* _THE PROBLEM_
From the listing below, pull out all lines with "irdrive" in them.

* _Stored items_

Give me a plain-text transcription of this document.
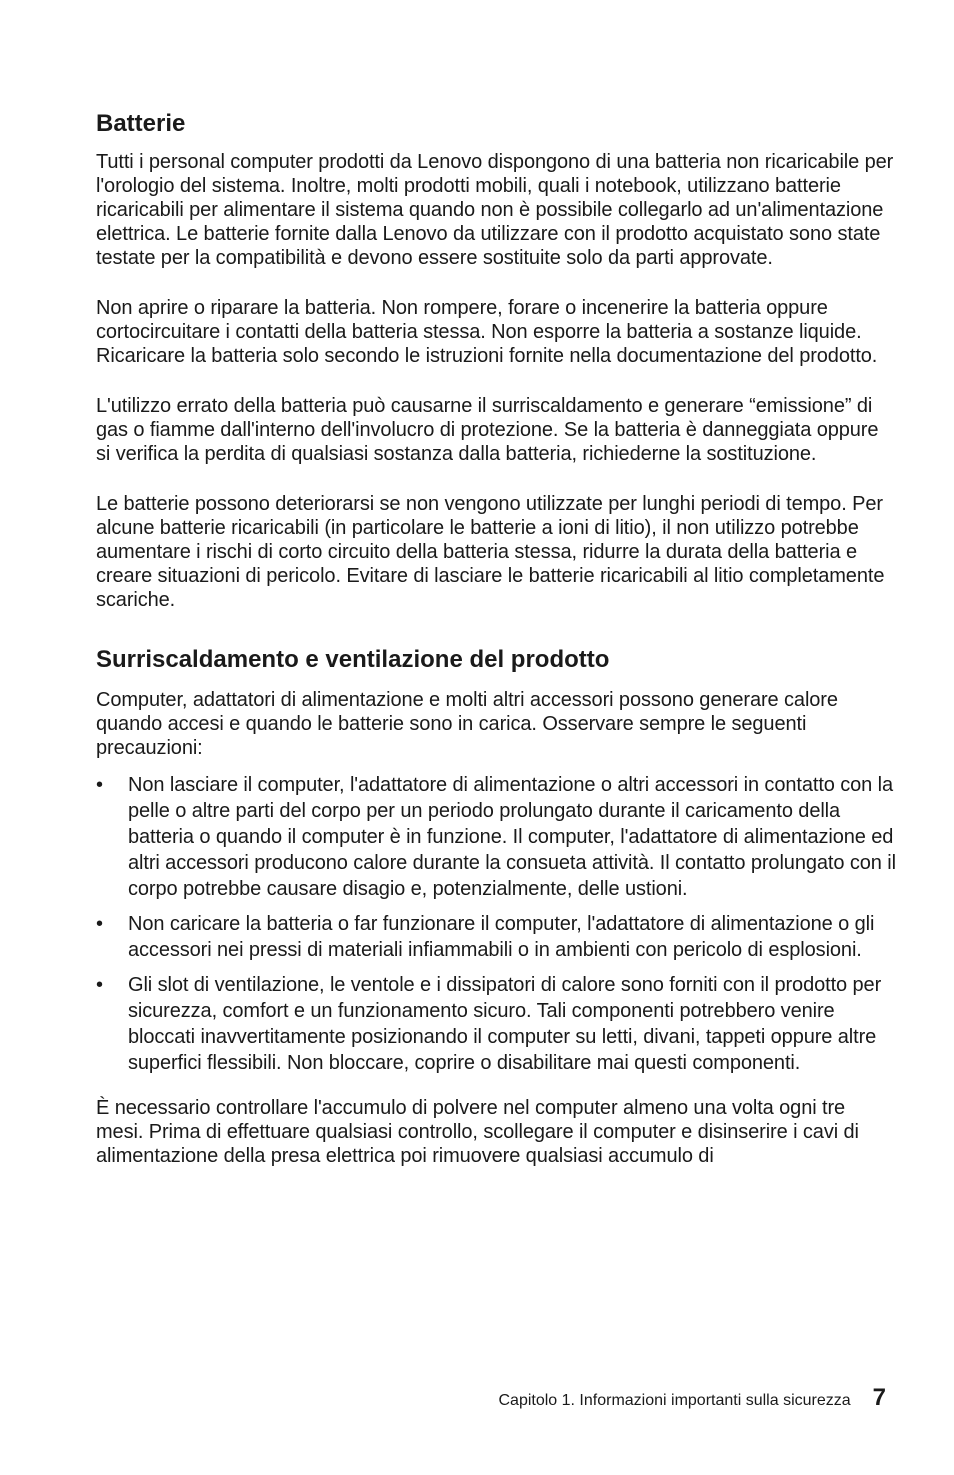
Batterie

Tutti i personal computer prodotti da Lenovo dispongono di una batteria non ricaricabile per l'orologio del sistema. Inoltre, molti prodotti mobili, quali i notebook, utilizzano batterie ricaricabili per alimentare il sistema quando non è possibile collegarlo ad un'alimentazione elettrica. Le batterie fornite dalla Lenovo da utilizzare con il prodotto acquistato sono state testate per la compatibilità e devono essere sostituite solo da parti approvate.

Non aprire o riparare la batteria. Non rompere, forare o incenerire la batteria oppure cortocircuitare i contatti della batteria stessa. Non esporre la batteria a sostanze liquide. Ricaricare la batteria solo secondo le istruzioni fornite nella documentazione del prodotto.

L'utilizzo errato della batteria può causarne il surriscaldamento e generare “emissione” di gas o fiamme dall'interno dell'involucro di protezione. Se la batteria è danneggiata oppure si verifica la perdita di qualsiasi sostanza dalla batteria, richiederne la sostituzione.

Le batterie possono deteriorarsi se non vengono utilizzate per lunghi periodi di tempo. Per alcune batterie ricaricabili (in particolare le batterie a ioni di litio), il non utilizzo potrebbe aumentare i rischi di corto circuito della batteria stessa, ridurre la durata della batteria e creare situazioni di pericolo. Evitare di lasciare le batterie ricaricabili al litio completamente scariche.

Surriscaldamento e ventilazione del prodotto

Computer, adattatori di alimentazione e molti altri accessori possono generare calore quando accesi e quando le batterie sono in carica. Osservare sempre le seguenti precauzioni:

•	Non lasciare il computer, l'adattatore di alimentazione o altri accessori in contatto con la pelle o altre parti del corpo per un periodo prolungato durante il caricamento della batteria o quando il computer è in funzione. Il computer, l'adattatore di alimentazione ed altri accessori producono calore durante la consueta attività. Il contatto prolungato con il corpo potrebbe causare disagio e, potenzialmente, delle ustioni.
•	Non caricare la batteria o far funzionare il computer, l'adattatore di alimentazione o gli accessori nei pressi di materiali infiammabili o in ambienti con pericolo di esplosioni.
•	Gli slot di ventilazione, le ventole e i dissipatori di calore sono forniti con il prodotto per sicurezza, comfort e un funzionamento sicuro. Tali componenti potrebbero venire bloccati inavvertitamente posizionando il computer su letti, divani, tappeti oppure altre superfici flessibili. Non bloccare, coprire o disabilitare mai questi componenti.

È necessario controllare l'accumulo di polvere nel computer almeno una volta ogni tre mesi. Prima di effettuare qualsiasi controllo, scollegare il computer e disinserire i cavi di alimentazione della presa elettrica poi rimuovere qualsiasi accumulo di

Capitolo 1. Informazioni importanti sulla sicurezza 7
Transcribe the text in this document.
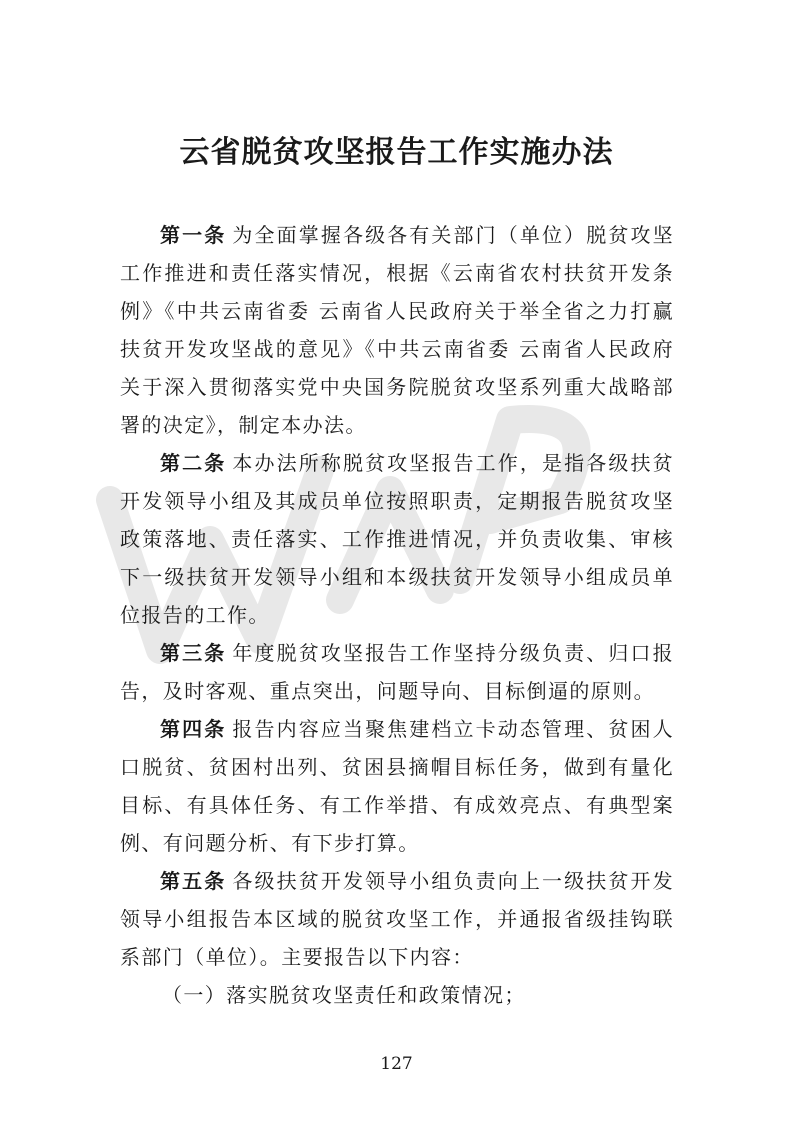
云省脱贫攻坚报告工作实施办法

第一条 为全面掌握各级各有关部门（单位）脱贫攻坚工作推进和责任落实情况，根据《云南省农村扶贫开发条例》《中共云南省委 云南省人民政府关于举全省之力打赢扶贫开发攻坚战的意见》《中共云南省委 云南省人民政府关于深入贯彻落实党中央国务院脱贫攻坚系列重大战略部署的决定》，制定本办法。

第二条 本办法所称脱贫攻坚报告工作，是指各级扶贫开发领导小组及其成员单位按照职责，定期报告脱贫攻坚政策落地、责任落实、工作推进情况，并负责收集、审核下一级扶贫开发领导小组和本级扶贫开发领导小组成员单位报告的工作。

第三条 年度脱贫攻坚报告工作坚持分级负责、归口报告，及时客观、重点突出，问题导向、目标倒逼的原则。

第四条 报告内容应当聚焦建档立卡动态管理、贫困人口脱贫、贫困村出列、贫困县摘帽目标任务，做到有量化目标、有具体任务、有工作举措、有成效亮点、有典型案例、有问题分析、有下步打算。

第五条 各级扶贫开发领导小组负责向上一级扶贫开发领导小组报告本区域的脱贫攻坚工作，并通报省级挂钩联系部门（单位）。主要报告以下内容：

（一）落实脱贫攻坚责任和政策情况；

127
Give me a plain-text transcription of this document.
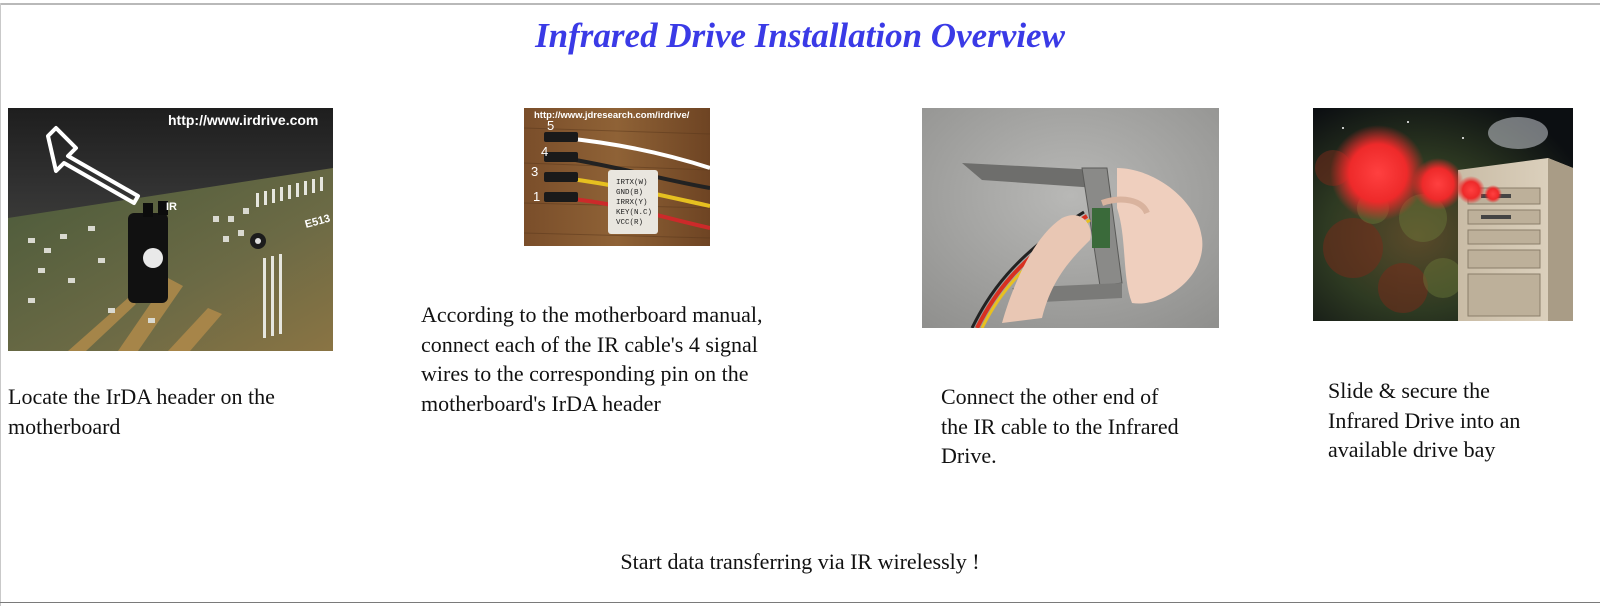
Infrared Drive Installation Overview
http://www.irdrive.com
IR
E513
IRTX(W)
GND(B)
IRRX(Y)
KEY(N.C)
VCC(R)
5
4
3
1
http://www.jdresearch.com/irdrive/
Locate the IrDA header on the
motherboard
According to the motherboard manual,
connect each of the IR cable's 4 signal
wires to the corresponding pin on the
motherboard's IrDA header	Connect the other end of
the IR cable to the Infrared
Drive.
Slide & secure the
Infrared Drive into an
available drive bay
Start data transferring via IR wirelessly !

* _SOLUTION TO THIS EXERCISE_
http://www.irdrive.com
http://www.jdresearch.com/irdrive/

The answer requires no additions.